**Task prompt**
Transcribe everything in the listing below exactly, except the pictures.
********
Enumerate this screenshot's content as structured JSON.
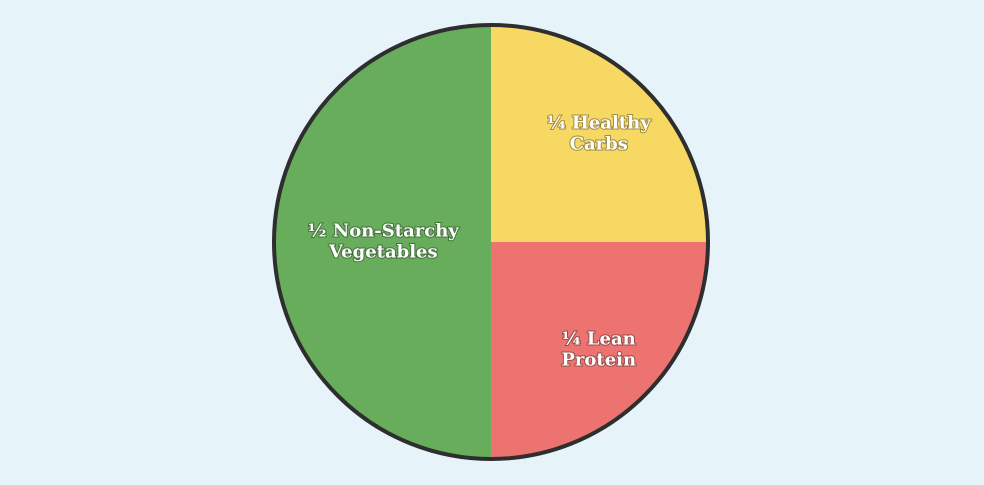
{
  "chart_data": {
    "type": "pie",
    "categories": [
      [
        "½ Non-Starchy",
        "Vegetables"
      ],
      [
        "¼ Healthy",
        "Carbs"
      ],
      [
        "¼ Lean",
        "Protein"
      ]
    ],
    "values": [
      0.5,
      0.25,
      0.25
    ],
    "colors": [
      "#68ad5c",
      "#f7d862",
      "#ec7370"
    ]
  }
}
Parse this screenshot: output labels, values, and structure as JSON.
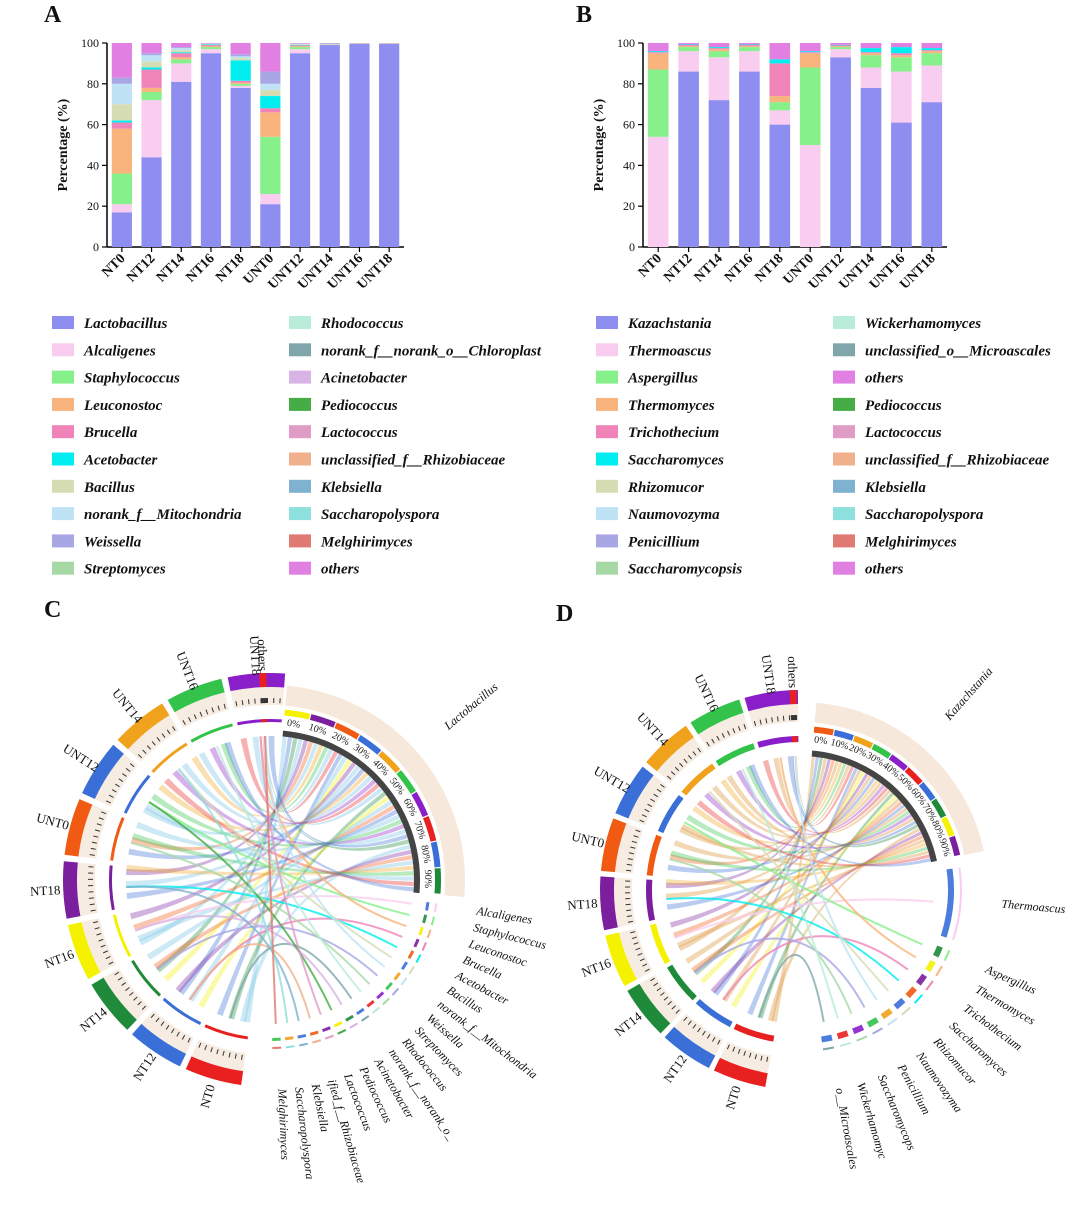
********
**Solution**
Enumerate this screenshot's content as structured JSON.
{
  "chart_data": {
    "type": "pie",
    "categories": [
      [
        "½ Non-Starchy",
        "Vegetables"
      ],
      [
        "¼ Healthy",
        "Carbs"
      ],
      [
        "¼ Lean",
        "Protein"
      ]
    ],
    "values": [
      0.5,
      0.25,
      0.25
    ],
    "colors": [
      "#68ad5c",
      "#f7d862",
      "#ec7370"
    ]
  }
}
Parse this screenshot: output labels, values, and structure as JSON.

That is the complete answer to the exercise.